• Set task
Check each line for the word "amount" and report how many have it. Give nothing else.

(Structured figure records)
========================================================================
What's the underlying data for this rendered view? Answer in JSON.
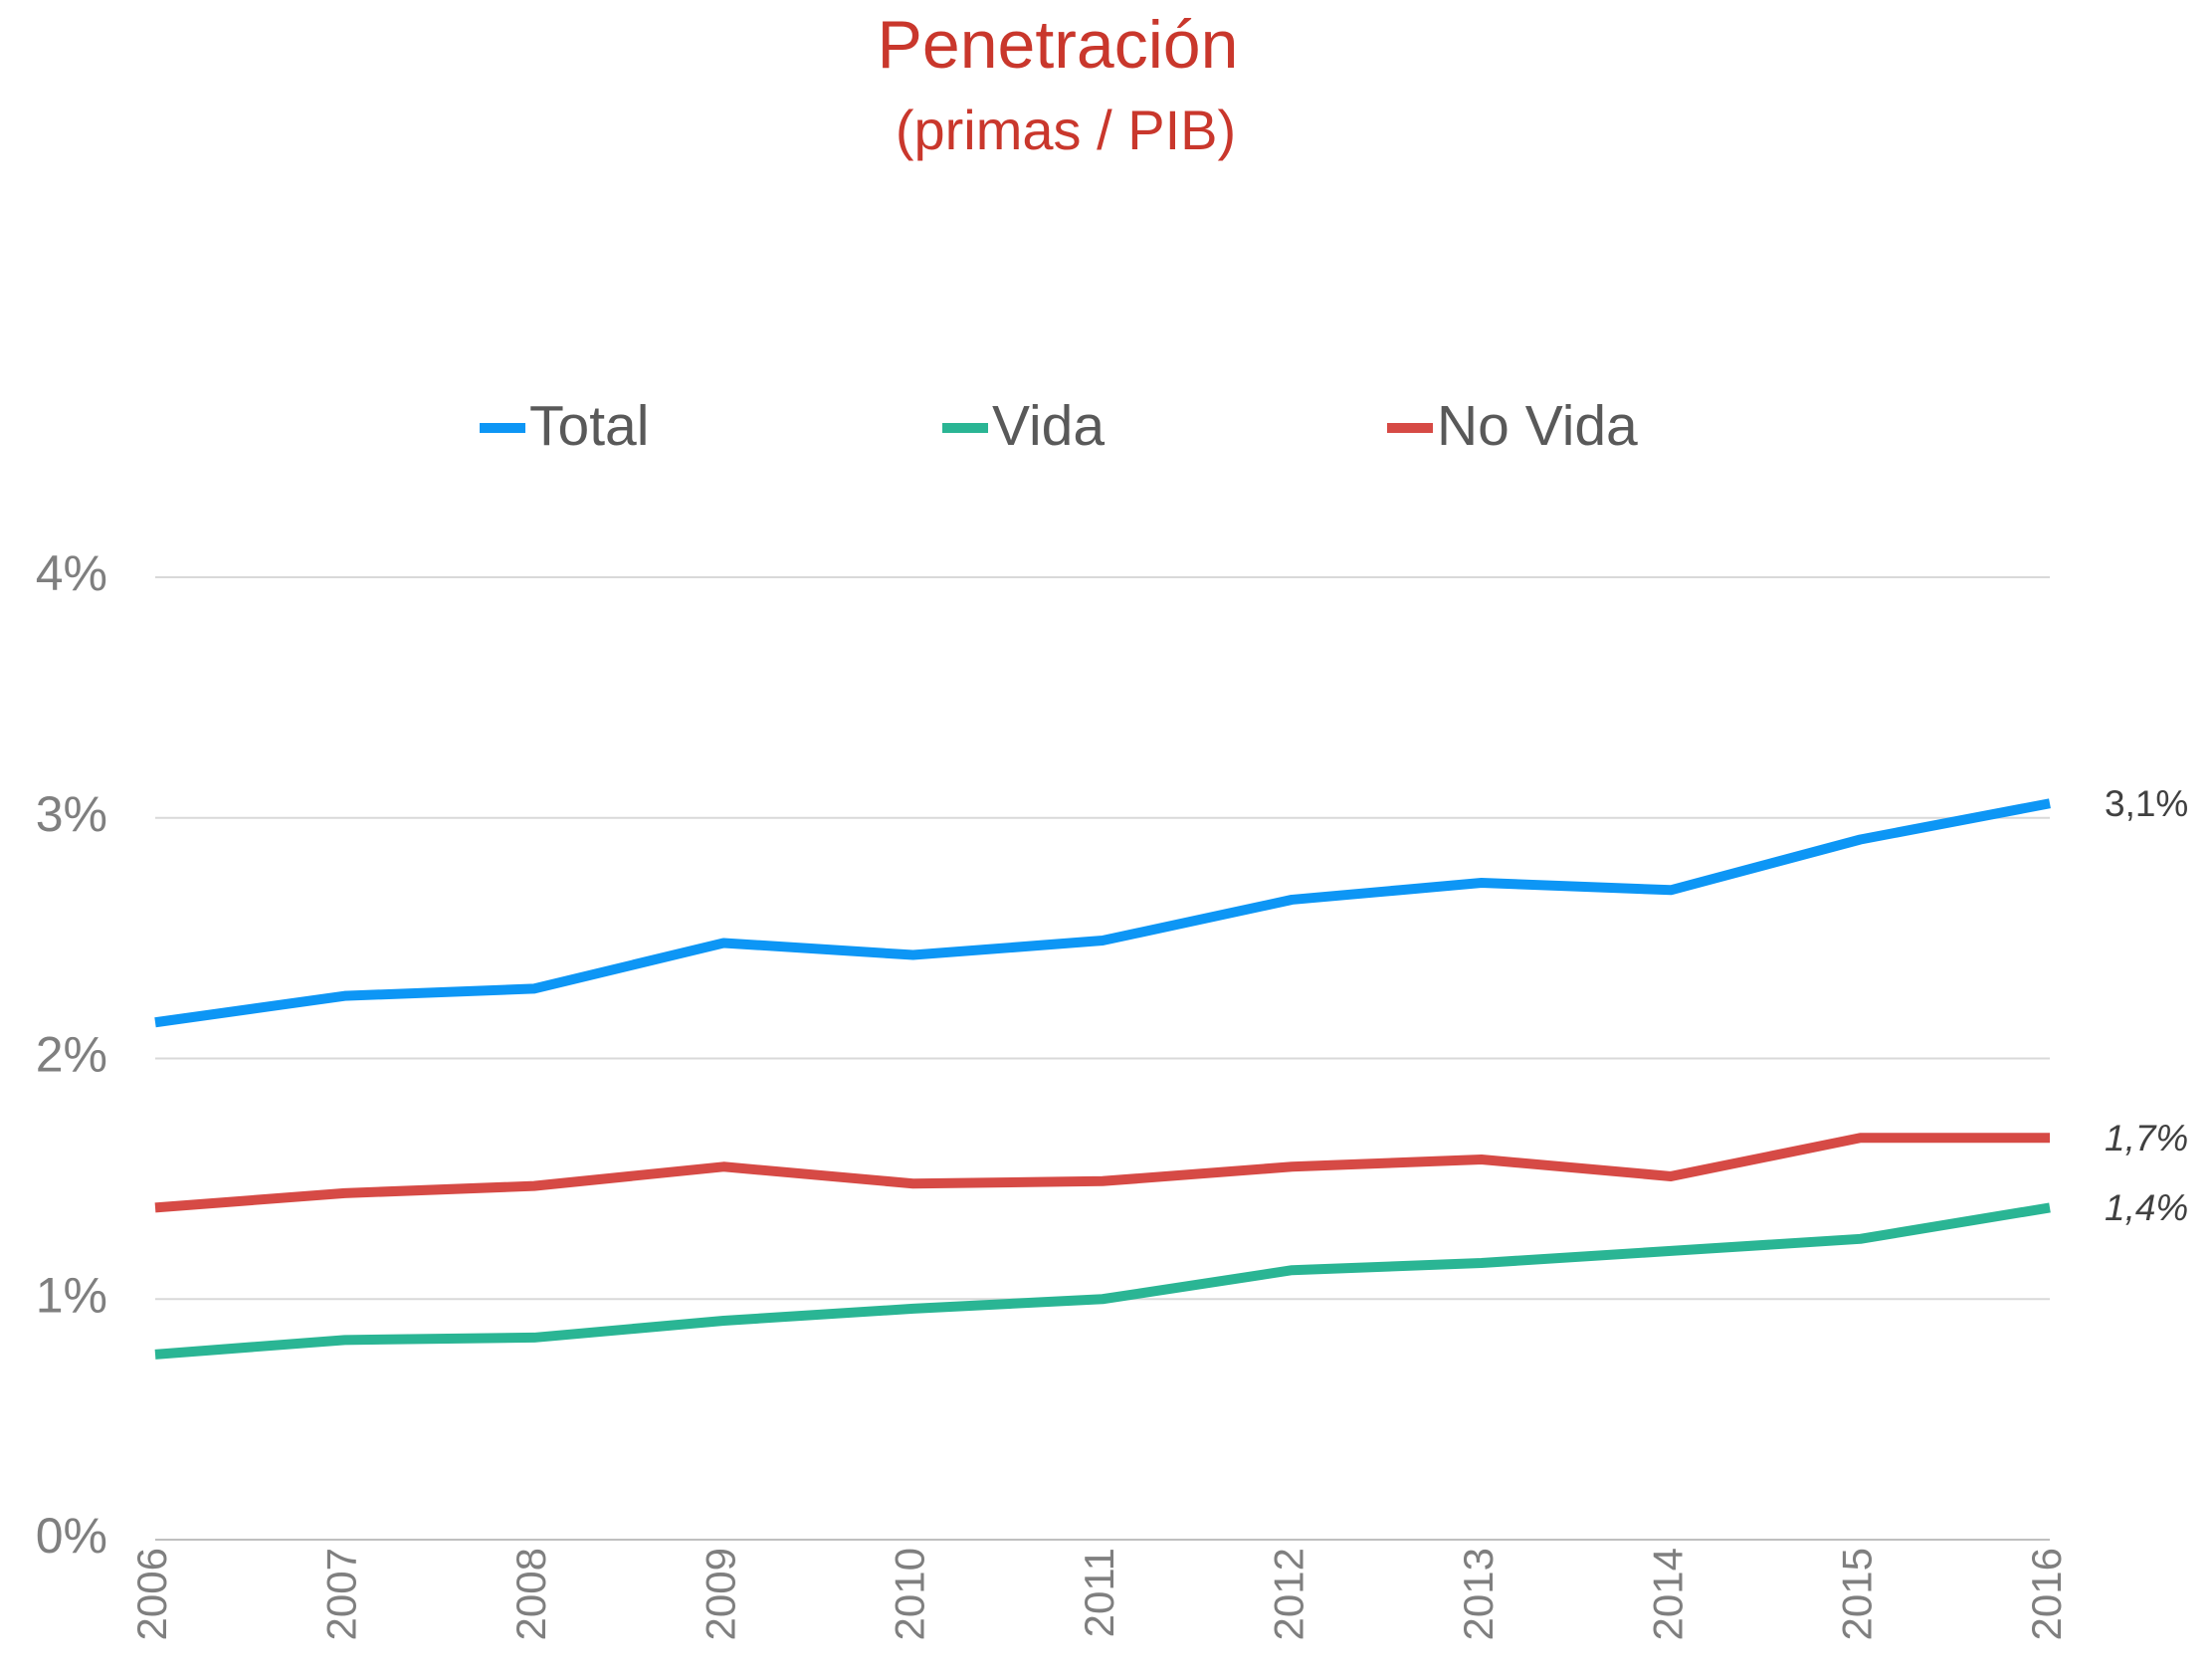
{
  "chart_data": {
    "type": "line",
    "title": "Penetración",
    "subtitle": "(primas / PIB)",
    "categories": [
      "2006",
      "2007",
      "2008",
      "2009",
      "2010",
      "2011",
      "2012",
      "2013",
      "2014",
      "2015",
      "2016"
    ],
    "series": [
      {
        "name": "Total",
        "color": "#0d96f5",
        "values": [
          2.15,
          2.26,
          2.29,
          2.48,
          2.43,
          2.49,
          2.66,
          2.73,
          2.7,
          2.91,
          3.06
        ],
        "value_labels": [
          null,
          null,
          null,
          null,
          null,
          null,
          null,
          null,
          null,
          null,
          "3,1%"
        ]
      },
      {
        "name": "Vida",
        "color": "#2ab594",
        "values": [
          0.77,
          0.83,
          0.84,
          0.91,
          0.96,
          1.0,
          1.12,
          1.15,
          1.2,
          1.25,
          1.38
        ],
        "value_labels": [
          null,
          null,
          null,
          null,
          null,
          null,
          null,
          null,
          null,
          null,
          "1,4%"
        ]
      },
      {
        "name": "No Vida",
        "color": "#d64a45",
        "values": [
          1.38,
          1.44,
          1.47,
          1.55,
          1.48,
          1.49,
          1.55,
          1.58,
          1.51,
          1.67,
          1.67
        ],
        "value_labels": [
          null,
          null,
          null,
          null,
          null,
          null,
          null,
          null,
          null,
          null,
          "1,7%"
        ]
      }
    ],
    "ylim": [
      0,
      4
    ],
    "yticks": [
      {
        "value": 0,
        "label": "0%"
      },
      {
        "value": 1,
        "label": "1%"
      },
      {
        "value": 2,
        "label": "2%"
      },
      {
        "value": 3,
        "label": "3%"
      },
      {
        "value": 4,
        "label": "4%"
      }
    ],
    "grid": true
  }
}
========================================================================
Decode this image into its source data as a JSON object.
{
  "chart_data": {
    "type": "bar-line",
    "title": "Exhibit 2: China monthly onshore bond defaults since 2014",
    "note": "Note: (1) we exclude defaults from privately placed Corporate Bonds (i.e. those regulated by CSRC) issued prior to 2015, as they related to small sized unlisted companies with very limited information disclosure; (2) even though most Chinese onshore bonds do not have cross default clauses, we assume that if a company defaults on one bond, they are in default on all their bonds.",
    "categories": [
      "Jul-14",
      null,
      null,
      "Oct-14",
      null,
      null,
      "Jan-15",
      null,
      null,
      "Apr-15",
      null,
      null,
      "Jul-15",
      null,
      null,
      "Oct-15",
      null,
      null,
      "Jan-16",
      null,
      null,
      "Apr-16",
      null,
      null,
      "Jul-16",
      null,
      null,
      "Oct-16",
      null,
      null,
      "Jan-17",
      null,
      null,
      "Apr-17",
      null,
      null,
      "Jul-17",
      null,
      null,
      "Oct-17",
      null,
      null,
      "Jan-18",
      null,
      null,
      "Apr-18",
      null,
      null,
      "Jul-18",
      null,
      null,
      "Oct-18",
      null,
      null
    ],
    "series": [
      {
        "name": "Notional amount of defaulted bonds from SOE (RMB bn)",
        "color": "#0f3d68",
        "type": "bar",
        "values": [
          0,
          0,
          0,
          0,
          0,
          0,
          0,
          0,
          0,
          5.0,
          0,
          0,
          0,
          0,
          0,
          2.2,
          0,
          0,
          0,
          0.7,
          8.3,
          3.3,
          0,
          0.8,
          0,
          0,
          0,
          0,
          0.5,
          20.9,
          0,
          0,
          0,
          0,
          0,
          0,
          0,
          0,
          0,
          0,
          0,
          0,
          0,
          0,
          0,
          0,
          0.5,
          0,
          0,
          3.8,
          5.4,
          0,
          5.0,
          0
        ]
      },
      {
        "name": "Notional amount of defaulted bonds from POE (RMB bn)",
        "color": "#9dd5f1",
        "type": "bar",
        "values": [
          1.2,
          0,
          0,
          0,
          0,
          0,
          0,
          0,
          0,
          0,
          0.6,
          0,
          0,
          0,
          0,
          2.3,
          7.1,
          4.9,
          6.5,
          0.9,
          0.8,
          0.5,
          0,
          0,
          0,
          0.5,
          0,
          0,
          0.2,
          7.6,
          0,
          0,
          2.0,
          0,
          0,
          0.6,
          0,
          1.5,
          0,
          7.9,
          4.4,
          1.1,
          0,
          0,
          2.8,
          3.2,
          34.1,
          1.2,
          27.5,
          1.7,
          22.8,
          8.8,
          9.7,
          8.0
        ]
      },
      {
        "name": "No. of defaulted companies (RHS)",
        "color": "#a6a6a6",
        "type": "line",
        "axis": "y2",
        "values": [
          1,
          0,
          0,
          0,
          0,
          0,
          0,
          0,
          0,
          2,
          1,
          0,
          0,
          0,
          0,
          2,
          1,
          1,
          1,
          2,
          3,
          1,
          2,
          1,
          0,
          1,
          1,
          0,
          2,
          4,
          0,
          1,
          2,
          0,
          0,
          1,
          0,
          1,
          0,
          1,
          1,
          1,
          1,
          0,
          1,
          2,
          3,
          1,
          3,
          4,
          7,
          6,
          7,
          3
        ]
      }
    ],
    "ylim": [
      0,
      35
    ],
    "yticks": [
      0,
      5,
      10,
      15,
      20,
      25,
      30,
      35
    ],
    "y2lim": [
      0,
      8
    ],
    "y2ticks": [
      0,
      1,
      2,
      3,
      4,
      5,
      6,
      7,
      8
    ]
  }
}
========================================================================
• Problem solution
2